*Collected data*
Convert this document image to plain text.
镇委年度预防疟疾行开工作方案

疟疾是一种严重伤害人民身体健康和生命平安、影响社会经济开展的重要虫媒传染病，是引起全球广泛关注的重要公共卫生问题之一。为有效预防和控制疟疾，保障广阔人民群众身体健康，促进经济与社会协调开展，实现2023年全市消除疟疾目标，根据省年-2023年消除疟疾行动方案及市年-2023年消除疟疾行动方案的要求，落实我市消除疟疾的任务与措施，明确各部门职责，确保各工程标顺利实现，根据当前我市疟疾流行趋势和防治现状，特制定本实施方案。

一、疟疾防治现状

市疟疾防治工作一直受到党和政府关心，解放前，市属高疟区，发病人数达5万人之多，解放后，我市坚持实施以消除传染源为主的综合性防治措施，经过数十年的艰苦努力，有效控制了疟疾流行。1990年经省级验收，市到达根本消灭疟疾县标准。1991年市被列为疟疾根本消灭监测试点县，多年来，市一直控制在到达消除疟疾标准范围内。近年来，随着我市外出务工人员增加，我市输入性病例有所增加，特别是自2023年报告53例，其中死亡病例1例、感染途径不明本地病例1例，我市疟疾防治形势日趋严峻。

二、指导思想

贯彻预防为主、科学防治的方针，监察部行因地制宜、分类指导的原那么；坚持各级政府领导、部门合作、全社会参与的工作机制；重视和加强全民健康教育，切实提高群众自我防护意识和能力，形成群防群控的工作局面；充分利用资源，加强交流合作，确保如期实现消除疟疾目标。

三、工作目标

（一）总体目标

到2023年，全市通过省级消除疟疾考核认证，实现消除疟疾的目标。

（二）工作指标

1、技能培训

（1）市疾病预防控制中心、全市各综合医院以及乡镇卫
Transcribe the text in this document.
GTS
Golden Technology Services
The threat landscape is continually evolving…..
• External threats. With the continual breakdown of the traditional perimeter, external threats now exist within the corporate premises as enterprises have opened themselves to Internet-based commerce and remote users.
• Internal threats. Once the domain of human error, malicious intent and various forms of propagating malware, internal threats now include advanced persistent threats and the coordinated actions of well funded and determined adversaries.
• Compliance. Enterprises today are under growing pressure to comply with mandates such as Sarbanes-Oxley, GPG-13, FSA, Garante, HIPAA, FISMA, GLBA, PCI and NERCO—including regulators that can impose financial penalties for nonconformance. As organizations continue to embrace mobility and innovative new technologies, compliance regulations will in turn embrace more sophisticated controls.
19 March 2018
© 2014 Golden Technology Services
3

*Problem to solve*
Each entry is to be returned in full, character for character.

*Result of the exercise*
Convert this document image to plain text.
镇委年度预防疟疾行开工作方案

疟疾是一种严重伤害人民身体健康和生命平安、影响社会经济开展的重要虫媒传染病，是引起全球广泛关注的重要公共卫生问题之一。为有效预防和控制疟疾，保障广阔人民群众身体健康，促进经济与社会协调开展，实现2023年全市消除疟疾目标，根据省年-2023年消除疟疾行动方案及市年-2023年消除疟疾行动方案的要求，落实我市消除疟疾的任务与措施，明确各部门职责，确保各工程标顺利实现，根据当前我市疟疾流行趋势和防治现状，特制定本实施方案。

一、疟疾防治现状

市疟疾防治工作一直受到党和政府关心，解放前，市属高疟区，发病人数达5万人之多，解放后，我市坚持实施以消除传染源为主的综合性防治措施，经过数十年的艰苦努力，有效控制了疟疾流行。1990年经省级验收，市到达根本消灭疟疾县标准。1991年市被列为疟疾根本消灭监测试点县，多年来，市一直控制在到达消除疟疾标准范围内。近年来，随着我市外出务工人员增加，我市输入性病例有所增加，特别是自2023年报告53例，其中死亡病例1例、感染途径不明本地病例1例，我市疟疾防治形势日趋严峻。

二、指导思想

贯彻预防为主、科学防治的方针，监察部行因地制宜、分类指导的原那么；坚持各级政府领导、部门合作、全社会参与的工作机制；重视和加强全民健康教育，切实提高群众自我防护意识和能力，形成群防群控的工作局面；充分利用资源，加强交流合作，确保如期实现消除疟疾目标。

三、工作目标

（一）总体目标

到2023年，全市通过省级消除疟疾考核认证，实现消除疟疾的目标。

（二）工作指标

1、技能培训

（1）市疾病预防控制中心、全市各综合医院以及乡镇卫
Transcribe the text in this document.
GTS
Golden Technology Services
The threat landscape is continually evolving…..
• External threats. With the continual breakdown of the traditional perimeter, external threats now exist within the corporate premises as enterprises have opened themselves to Internet-based commerce and remote users.
• Internal threats. Once the domain of human error, malicious intent and various forms of propagating malware, internal threats now include advanced persistent threats and the coordinated actions of well funded and determined adversaries.
• Compliance. Enterprises today are under growing pressure to comply with mandates such as Sarbanes-Oxley, GPG-13, FSA, Garante, HIPAA, FISMA, GLBA, PCI and NERCO—including regulators that can impose financial penalties for nonconformance. As organizations continue to embrace mobility and innovative new technologies, compliance regulations will in turn embrace more sophisticated controls.
19 March 2018
© 2014 Golden Technology Services
3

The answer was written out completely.